== Work required ==
Transcribe all of the material exactly.

(Figure data in JSON)
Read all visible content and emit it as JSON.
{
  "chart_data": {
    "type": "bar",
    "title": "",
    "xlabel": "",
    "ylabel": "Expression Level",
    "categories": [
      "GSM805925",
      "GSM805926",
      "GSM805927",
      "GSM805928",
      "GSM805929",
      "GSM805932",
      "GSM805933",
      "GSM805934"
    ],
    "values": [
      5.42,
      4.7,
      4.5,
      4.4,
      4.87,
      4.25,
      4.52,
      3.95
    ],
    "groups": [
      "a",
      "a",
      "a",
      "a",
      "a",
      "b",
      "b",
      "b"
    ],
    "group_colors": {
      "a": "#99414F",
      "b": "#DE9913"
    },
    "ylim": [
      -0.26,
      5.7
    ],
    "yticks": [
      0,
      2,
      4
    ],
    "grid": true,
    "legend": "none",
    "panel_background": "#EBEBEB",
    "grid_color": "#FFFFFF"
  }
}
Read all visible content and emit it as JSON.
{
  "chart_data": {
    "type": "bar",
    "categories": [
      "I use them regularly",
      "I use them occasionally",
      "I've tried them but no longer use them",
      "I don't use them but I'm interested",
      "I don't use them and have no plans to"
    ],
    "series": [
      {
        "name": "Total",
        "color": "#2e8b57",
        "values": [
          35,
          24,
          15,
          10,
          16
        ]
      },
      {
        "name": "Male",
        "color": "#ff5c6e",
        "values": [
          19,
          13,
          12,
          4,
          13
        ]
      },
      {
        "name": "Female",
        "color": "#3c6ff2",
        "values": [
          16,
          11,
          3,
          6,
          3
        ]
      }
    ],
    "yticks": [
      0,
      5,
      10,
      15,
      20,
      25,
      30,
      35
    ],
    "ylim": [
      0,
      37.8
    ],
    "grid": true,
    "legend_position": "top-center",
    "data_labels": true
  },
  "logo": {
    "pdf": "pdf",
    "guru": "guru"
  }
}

== Result of this task ==
Read all visible content and emit it as JSON.
{
  "chart_data": {
    "type": "bar",
    "title": "",
    "xlabel": "",
    "ylabel": "Expression Level",
    "categories": [
      "GSM805925",
      "GSM805926",
      "GSM805927",
      "GSM805928",
      "GSM805929",
      "GSM805932",
      "GSM805933",
      "GSM805934"
    ],
    "values": [
      5.42,
      4.7,
      4.5,
      4.4,
      4.87,
      4.25,
      4.52,
      3.95
    ],
    "groups": [
      "a",
      "a",
      "a",
      "a",
      "a",
      "b",
      "b",
      "b"
    ],
    "group_colors": {
      "a": "#99414F",
      "b": "#DE9913"
    },
    "ylim": [
      -0.26,
      5.7
    ],
    "yticks": [
      0,
      2,
      4
    ],
    "grid": true,
    "legend": "none",
    "panel_background": "#EBEBEB",
    "grid_color": "#FFFFFF"
  }
}
Read all visible content and emit it as JSON.
{
  "chart_data": {
    "type": "bar",
    "categories": [
      "I use them regularly",
      "I use them occasionally",
      "I've tried them but no longer use them",
      "I don't use them but I'm interested",
      "I don't use them and have no plans to"
    ],
    "series": [
      {
        "name": "Total",
        "color": "#2e8b57",
        "values": [
          35,
          24,
          15,
          10,
          16
        ]
      },
      {
        "name": "Male",
        "color": "#ff5c6e",
        "values": [
          19,
          13,
          12,
          4,
          13
        ]
      },
      {
        "name": "Female",
        "color": "#3c6ff2",
        "values": [
          16,
          11,
          3,
          6,
          3
        ]
      }
    ],
    "yticks": [
      0,
      5,
      10,
      15,
      20,
      25,
      30,
      35
    ],
    "ylim": [
      0,
      37.8
    ],
    "grid": true,
    "legend_position": "top-center",
    "data_labels": true
  },
  "logo": {
    "pdf": "pdf",
    "guru": "guru"
  }
}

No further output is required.